_GIVEN PASSAGE_:

I emailed her to ask if would agree to pay her share of bills from the last month she was living in the Marital home with me.

This is what I emailed "Good Evening, I hope you had a great Thanksgiving. I am asking if you would agree to pay your portion of bills from Sept. that came due in Oct. and Nov. Thanks H"

W responded 36 hrs later by saying email the bills and she would look into it.

Yesterday I emailed copies of the bills and now I wait I guess.

If she agrees to pay these bills that would be great it not a lot of money between 90.00 and 100.00 so most likely she will have no problem with it but who knows.

If she does respond favorably should I attempt to open up any other dialogue? For instance, "Hey there is mail here for you and/or I have put some of your things in boxes that you left behind if you wanted to come get them."

In the process of finishing cleaning a spare room I started last year. I csme across a typed list of issues my W had with me and our M. Not sure if it was planted by her for me to find when I moved back last year or was just buried under the mess that was in this room.

Either way doesn't matter. She never gave this letter to me. I read it and it wasn't shocking what it contained, mostly things that I would agree might have been problems and honestly things that I have already worked on and feel I have changed since our S 18 months ago.

_GOALS_:
1) Decide whether each statement below agrees with the post about the shared bills. Give yes or no for each, along with the deciding words of the post, quoted exactly.
(a) The wife answered the email within a day.
(b) The amount owed falls between 90.00 and 100.00.
(c) The wife handed the typed list of issues to the writer.
2) According to the post about the shared bills, what did the wife tell the writer to do in her response?
3) Carry on the post about the shared bills from its final sentence.

_PROVIDED RECORDS_:

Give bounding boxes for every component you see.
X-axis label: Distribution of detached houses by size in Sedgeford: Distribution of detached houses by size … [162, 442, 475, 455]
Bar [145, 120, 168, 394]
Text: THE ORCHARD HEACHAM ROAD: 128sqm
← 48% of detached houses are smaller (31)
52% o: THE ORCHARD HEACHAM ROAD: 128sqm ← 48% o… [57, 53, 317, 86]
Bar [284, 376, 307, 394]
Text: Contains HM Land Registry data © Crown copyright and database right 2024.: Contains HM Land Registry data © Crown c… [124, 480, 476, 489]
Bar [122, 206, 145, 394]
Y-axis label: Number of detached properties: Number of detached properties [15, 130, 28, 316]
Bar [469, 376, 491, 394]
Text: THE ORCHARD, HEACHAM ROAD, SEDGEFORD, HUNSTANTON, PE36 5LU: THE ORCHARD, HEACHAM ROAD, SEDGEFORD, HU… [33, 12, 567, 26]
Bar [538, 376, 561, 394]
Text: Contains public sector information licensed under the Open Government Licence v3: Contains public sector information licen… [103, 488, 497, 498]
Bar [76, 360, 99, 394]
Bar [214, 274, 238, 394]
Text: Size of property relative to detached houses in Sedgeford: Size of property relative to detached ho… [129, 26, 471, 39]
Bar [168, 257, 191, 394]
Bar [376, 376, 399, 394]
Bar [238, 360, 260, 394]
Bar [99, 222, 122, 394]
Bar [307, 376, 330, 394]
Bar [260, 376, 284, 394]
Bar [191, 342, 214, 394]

_ANSWERS FOR THE TASKS_:
1)
(a) No: "W responded 36 hrs later"
(b) Yes: "between 90.00 and 100.00"
(c) No: "She never gave this letter to me."

2) To email the bills, after which she would look into it.

3)
This list was compiled or typed sometime between 2010 and 2012 so I know it has been and issue for my W for a long time. I just wonder why she didn't give me the list then or at least attempt to talk to me about this issues. She mentioned things in passing but we never ever sat and discussed these issues.

None of these problems are unsolveable and frankly not sure they even need to be solved. I can just let my actions show that they are taken care of and I have rectified them myself at least my part of them. My W still needs to accept her part of the failure but I feel good that without even seeing this list I set out to be a better H and in the process fixed some of these issues.

Not mind reading but I would like to think that before my W moved out she saw by my actions that I have changed things that bothered her and she knows that I did it without the benefit of seeing this list she compiled. It may not save my M but I still have hope and I couldn't have that if I hadn't put my mind to changing myself.

Thoughts appreciated about whether I should attempt a little more contact if things go ok with the bill payment request or anything concerning this list I have found.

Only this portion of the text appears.